GOAL OF THE EXERCISE –
Each entry below should be echoed exactly, with pictures omitted.

SUPPLIED MATERIAL –
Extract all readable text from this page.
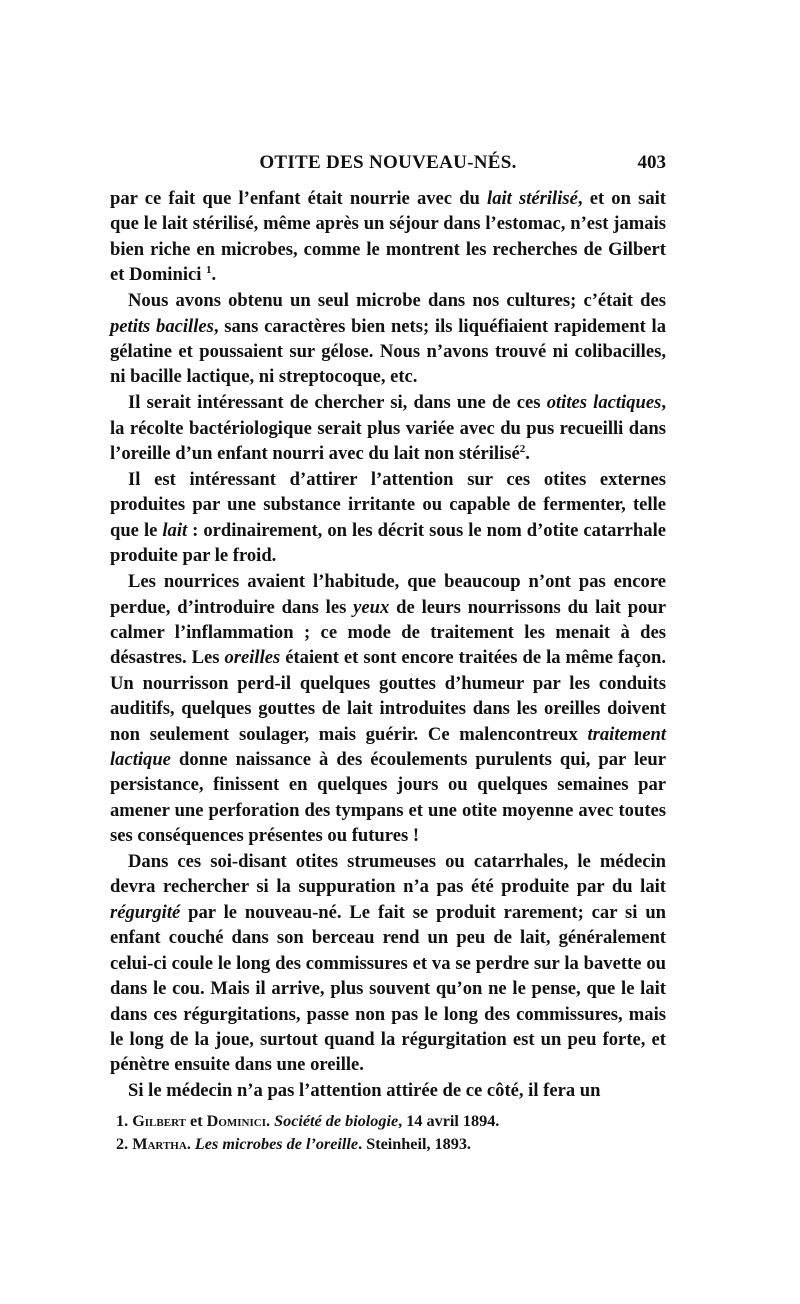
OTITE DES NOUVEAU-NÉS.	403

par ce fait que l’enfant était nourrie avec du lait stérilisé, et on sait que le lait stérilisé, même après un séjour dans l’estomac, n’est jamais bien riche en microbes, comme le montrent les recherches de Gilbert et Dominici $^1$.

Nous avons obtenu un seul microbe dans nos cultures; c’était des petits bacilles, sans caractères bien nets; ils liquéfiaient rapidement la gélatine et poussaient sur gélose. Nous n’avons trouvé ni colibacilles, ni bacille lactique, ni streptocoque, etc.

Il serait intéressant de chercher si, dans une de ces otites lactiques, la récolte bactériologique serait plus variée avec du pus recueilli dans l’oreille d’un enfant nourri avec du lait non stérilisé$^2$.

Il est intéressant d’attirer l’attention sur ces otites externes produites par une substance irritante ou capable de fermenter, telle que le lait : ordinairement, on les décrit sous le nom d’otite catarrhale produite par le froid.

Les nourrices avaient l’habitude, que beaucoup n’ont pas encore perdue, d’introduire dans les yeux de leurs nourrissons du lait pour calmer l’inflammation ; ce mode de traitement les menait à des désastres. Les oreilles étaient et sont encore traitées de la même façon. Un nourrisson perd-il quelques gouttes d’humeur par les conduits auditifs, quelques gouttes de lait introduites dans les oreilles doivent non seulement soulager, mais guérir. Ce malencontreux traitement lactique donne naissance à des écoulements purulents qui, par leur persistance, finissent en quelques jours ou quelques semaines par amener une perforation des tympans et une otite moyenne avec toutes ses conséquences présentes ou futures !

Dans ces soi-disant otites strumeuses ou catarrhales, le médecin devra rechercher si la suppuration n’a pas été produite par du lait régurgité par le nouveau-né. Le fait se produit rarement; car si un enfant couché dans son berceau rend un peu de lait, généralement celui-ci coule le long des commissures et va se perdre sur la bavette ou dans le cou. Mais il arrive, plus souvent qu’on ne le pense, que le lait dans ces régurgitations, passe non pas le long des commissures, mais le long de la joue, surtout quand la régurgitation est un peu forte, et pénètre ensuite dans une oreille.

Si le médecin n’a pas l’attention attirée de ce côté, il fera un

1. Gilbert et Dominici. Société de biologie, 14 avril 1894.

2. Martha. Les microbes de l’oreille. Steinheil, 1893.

WRITTEN RESPONSE –
Extract all readable text from this page.
OTITE DES NOUVEAU-NÉS.	403

par ce fait que l’enfant était nourrie avec du lait stérilisé, et on sait que le lait stérilisé, même après un séjour dans l’estomac, n’est jamais bien riche en microbes, comme le montrent les recherches de Gilbert et Dominici $^1$.

Nous avons obtenu un seul microbe dans nos cultures; c’était des petits bacilles, sans caractères bien nets; ils liquéfiaient rapidement la gélatine et poussaient sur gélose. Nous n’avons trouvé ni colibacilles, ni bacille lactique, ni streptocoque, etc.

Il serait intéressant de chercher si, dans une de ces otites lactiques, la récolte bactériologique serait plus variée avec du pus recueilli dans l’oreille d’un enfant nourri avec du lait non stérilisé$^2$.

Il est intéressant d’attirer l’attention sur ces otites externes produites par une substance irritante ou capable de fermenter, telle que le lait : ordinairement, on les décrit sous le nom d’otite catarrhale produite par le froid.

Les nourrices avaient l’habitude, que beaucoup n’ont pas encore perdue, d’introduire dans les yeux de leurs nourrissons du lait pour calmer l’inflammation ; ce mode de traitement les menait à des désastres. Les oreilles étaient et sont encore traitées de la même façon. Un nourrisson perd-il quelques gouttes d’humeur par les conduits auditifs, quelques gouttes de lait introduites dans les oreilles doivent non seulement soulager, mais guérir. Ce malencontreux traitement lactique donne naissance à des écoulements purulents qui, par leur persistance, finissent en quelques jours ou quelques semaines par amener une perforation des tympans et une otite moyenne avec toutes ses conséquences présentes ou futures !

Dans ces soi-disant otites strumeuses ou catarrhales, le médecin devra rechercher si la suppuration n’a pas été produite par du lait régurgité par le nouveau-né. Le fait se produit rarement; car si un enfant couché dans son berceau rend un peu de lait, généralement celui-ci coule le long des commissures et va se perdre sur la bavette ou dans le cou. Mais il arrive, plus souvent qu’on ne le pense, que le lait dans ces régurgitations, passe non pas le long des commissures, mais le long de la joue, surtout quand la régurgitation est un peu forte, et pénètre ensuite dans une oreille.

Si le médecin n’a pas l’attention attirée de ce côté, il fera un

1. Gilbert et Dominici. Société de biologie, 14 avril 1894.

2. Martha. Les microbes de l’oreille. Steinheil, 1893.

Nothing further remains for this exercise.